### TO BE DONE:
1. Retype everything in the irq migration email from "On Fri, 2011-05-06" down to "observed in Xen.".
2. Extend the mailing-list email about migrating disabled irqs, picking up after its last sentence.

On Fri, 2011-05-06 at 14:24 +0100, Thomas Gleixner wrote:
> On Fri, 6 May 2011, Tian, Kevin wrote:
> > > From: Thomas Gleixner
> > > Sent: Friday, May 06, 2011 6:00 PM
> > > 
> > > On Fri, 6 May 2011, Tian, Kevin wrote:
> > > > x86: don't unmask disabled irqs when migrating them
> > > >
> > > > it doesn't make sense to mask/unmask a disabled irq when migrating it
> > > > from offlined cpu to another, because it's not expected to handle any
> > > > instance of it. Current mask/set_affinity/unmask steps may trigger
> > > > unexpected instance on disabled irq which then simply bug on when
> > > > there is no handler for it. One failing example is observed in Xen.
> > > > Xen pvops
> > > 
> > > So there is no handler, why the heck is there an irq action?
> > > 
> > > 	  if (!irq_has_action(irq) ....
> > > 	     	continue;
> > > 
> > > Should have caught an uninitialized interrupt. If Xen abuses interrupts that way,
> > > then it rightfully explodes. And we do not fix it by magic somewhere else.
> > 
> > sorry that my bad description here. there does be a dummy handler registered
> > on such irqs which simply throws out a BUG_ON when hit. I should just say such 
> > injection is not expected instead of no handler. :-)
> 
> So can please someone point me to that particular incarnation of
> nonsense and provide a reasonable explanation for this abuse?
> 
> What is the point of an interrupt, which is permanently disabled, has
> a handler with a BUG() inside and an irqaction assigned ?
> 
> What's the purpose of this? Why is the irqaction there in the first
> place? To be called by some other weird means than by the irq
> handling code?

### DATA SHOWN:
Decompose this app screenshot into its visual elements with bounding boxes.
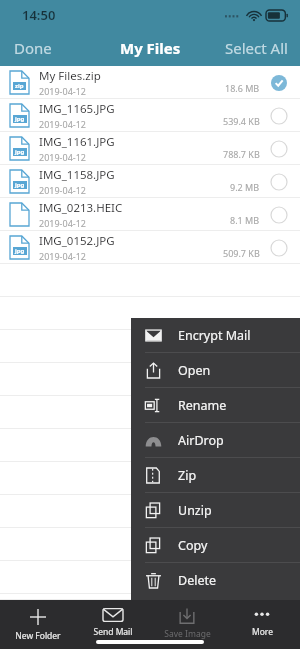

### FINAL RESULTS:
1.
On Fri, 2011-05-06 at 14:24 +0100, Thomas Gleixner wrote:
> On Fri, 6 May 2011, Tian, Kevin wrote:
> > > From: Thomas Gleixner
> > > Sent: Friday, May 06, 2011 6:00 PM
> > > 
> > > On Fri, 6 May 2011, Tian, Kevin wrote:
> > > > x86: don't unmask disabled irqs when migrating them
> > > >
> > > > it doesn't make sense to mask/unmask a disabled irq when migrating it
> > > > from offlined cpu to another, because it's not expected to handle any
> > > > instance of it. Current mask/set_affinity/unmask steps may trigger
> > > > unexpected instance on disabled irq which then simply bug on when
> > > > there is no handler for it. One failing example is observed in Xen.

2.
The Xen PV spinlock code (arch/x86/xen/spinlock.c) allocates an IRQ
(per-cpu lock_kicker_irq). I think it is there purely in order to have
the associated underlying evtchn to use as the thing to poll (Xen has an
evtchn poll hypercall, see xen_poll_irq()) on the slow path and kick on
release. There is never any need to call a handler for that evtchn --
just notifying the evtchn is enough to wake the poller.

The irq is setup using request_irq(). Is there a different API to
register an IRQ without attaching a handler/action to it? (I can't think
why such a thing would exist).

I'm not really sure why these can't just be an evtchn without an
associated IRQ since it doesn't really have any interrupt-like
semantics. Perhaps just a general desire to keep event channels
abstracted into the core Xen event subsystem with IRQs as the public
facing API? Jeremy?

Ian.

> > > The only conditional which is interesting is the unmask path and that's a simple
> > > optimization and not a correctness problem.
> > > 
> > 
> > So what's your suggestion based on my updated information? Is there any
> > interface I may take to differentiate above exception with normal case? Basically
> > in Xen usage we want such irqs permanently disabled at the chip level. Or
> > could we only do mask/unmask for irqs which are unmasked atm if as you said
> > it's just an optimization step? :-)
> 
> No we can make the unmask conditional on !irqd_irq_disabled() because
> that's not violating any of the semantics. The interrupt would be
> masked anyway when it arrives and the handler code sees that it is
> lazy disabled. I mean real handler code, not the Xen abomination.
> 
> The only valid reason why I'd apply that patch is that it avoids a
> potential extra interrupt, but not to prevent screwed up handlers from
> exploding.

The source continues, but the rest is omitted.